Instruction »
Gather all lines in the entries below that include the word "group".
____
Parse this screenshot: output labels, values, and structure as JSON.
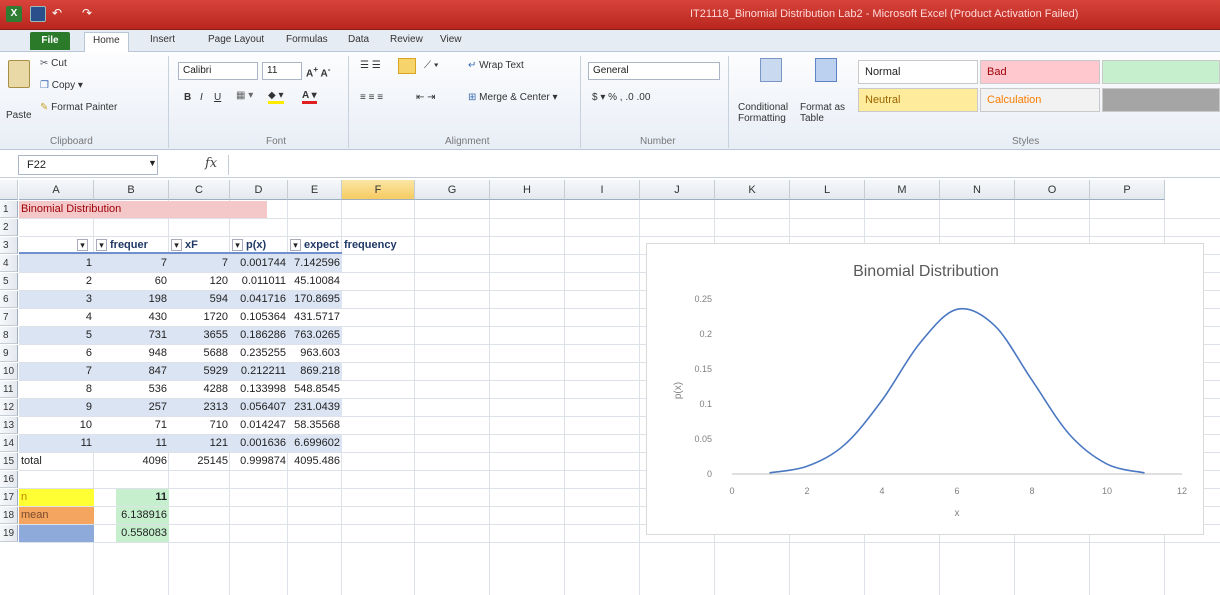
{
  "window": {
    "title": "IT21118_Binomial Distribution Lab2 - Microsoft Excel (Product Activation Failed)"
  },
  "ribbon_tabs": [
    "File",
    "Home",
    "Insert",
    "Page Layout",
    "Formulas",
    "Data",
    "Review",
    "View"
  ],
  "ribbon": {
    "clipboard": {
      "paste": "Paste",
      "cut": "Cut",
      "copy": "Copy",
      "format_painter": "Format Painter",
      "group": "Clipboard"
    },
    "font": {
      "name": "Calibri",
      "size": "11",
      "group": "Font"
    },
    "alignment": {
      "wrap": "Wrap Text",
      "merge": "Merge & Center",
      "group": "Alignment"
    },
    "number": {
      "format": "General",
      "group": "Number"
    },
    "styles": {
      "conditional": "Conditional Formatting",
      "format_table": "Format as Table",
      "normal": "Normal",
      "bad": "Bad",
      "neutral": "Neutral",
      "calculation": "Calculation",
      "group": "Styles"
    }
  },
  "formula_bar": {
    "name_box": "F22",
    "fx": "fx",
    "value": ""
  },
  "columns": [
    "A",
    "B",
    "C",
    "D",
    "E",
    "F",
    "G",
    "H",
    "I",
    "J",
    "K",
    "L",
    "M",
    "N",
    "O",
    "P"
  ],
  "rows": [
    "1",
    "2",
    "3",
    "4",
    "5",
    "6",
    "7",
    "8",
    "9",
    "10",
    "11",
    "12",
    "13",
    "14",
    "15",
    "16",
    "17",
    "18",
    "19"
  ],
  "sheet": {
    "title": "Binomial Distribution",
    "headers": [
      "",
      "frequer",
      "xF",
      "p(x)",
      "expect",
      "frequency"
    ],
    "rows": [
      [
        "1",
        "7",
        "7",
        "0.001744",
        "7.142596"
      ],
      [
        "2",
        "60",
        "120",
        "0.011011",
        "45.10084"
      ],
      [
        "3",
        "198",
        "594",
        "0.041716",
        "170.8695"
      ],
      [
        "4",
        "430",
        "1720",
        "0.105364",
        "431.5717"
      ],
      [
        "5",
        "731",
        "3655",
        "0.186286",
        "763.0265"
      ],
      [
        "6",
        "948",
        "5688",
        "0.235255",
        "963.603"
      ],
      [
        "7",
        "847",
        "5929",
        "0.212211",
        "869.218"
      ],
      [
        "8",
        "536",
        "4288",
        "0.133998",
        "548.8545"
      ],
      [
        "9",
        "257",
        "2313",
        "0.056407",
        "231.0439"
      ],
      [
        "10",
        "71",
        "710",
        "0.014247",
        "58.35568"
      ],
      [
        "11",
        "11",
        "121",
        "0.001636",
        "6.699602"
      ]
    ],
    "total": [
      "total",
      "4096",
      "25145",
      "0.999874",
      "4095.486"
    ],
    "params": [
      {
        "label": "n",
        "value": "11"
      },
      {
        "label": "mean",
        "value": "6.138916"
      },
      {
        "label": "",
        "value": "0.558083"
      }
    ]
  },
  "chart_data": {
    "type": "line",
    "title": "Binomial Distribution",
    "xlabel": "x",
    "ylabel": "p(x)",
    "xlim": [
      0,
      12
    ],
    "ylim": [
      0,
      0.25
    ],
    "xticks": [
      "0",
      "2",
      "4",
      "6",
      "8",
      "10",
      "12"
    ],
    "yticks": [
      "0",
      "0.05",
      "0.1",
      "0.15",
      "0.2",
      "0.25"
    ],
    "x": [
      1,
      2,
      3,
      4,
      5,
      6,
      7,
      8,
      9,
      10,
      11
    ],
    "series": [
      {
        "values": [
          0.001744,
          0.011011,
          0.041716,
          0.105364,
          0.186286,
          0.235255,
          0.212211,
          0.133998,
          0.056407,
          0.014247,
          0.001636
        ]
      }
    ],
    "grid": false,
    "line_color": "#4a78c2"
  },
  "colors": {
    "title_bar": "#c0302a",
    "title_cell_fill": "#f4c7c9",
    "table_band": "#dbe4f3",
    "table_header_border": "#6e8fd0",
    "n_fill": "#ffff33",
    "mean_fill": "#f4a560",
    "value_fill": "#c6efce",
    "blue_fill": "#8eaadb"
  }
}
____
Response to the exercise »
      "group": "Clipboard"
      "group": "Font"
      "group": "Alignment"
      "group": "Number"
      "group": "Styles"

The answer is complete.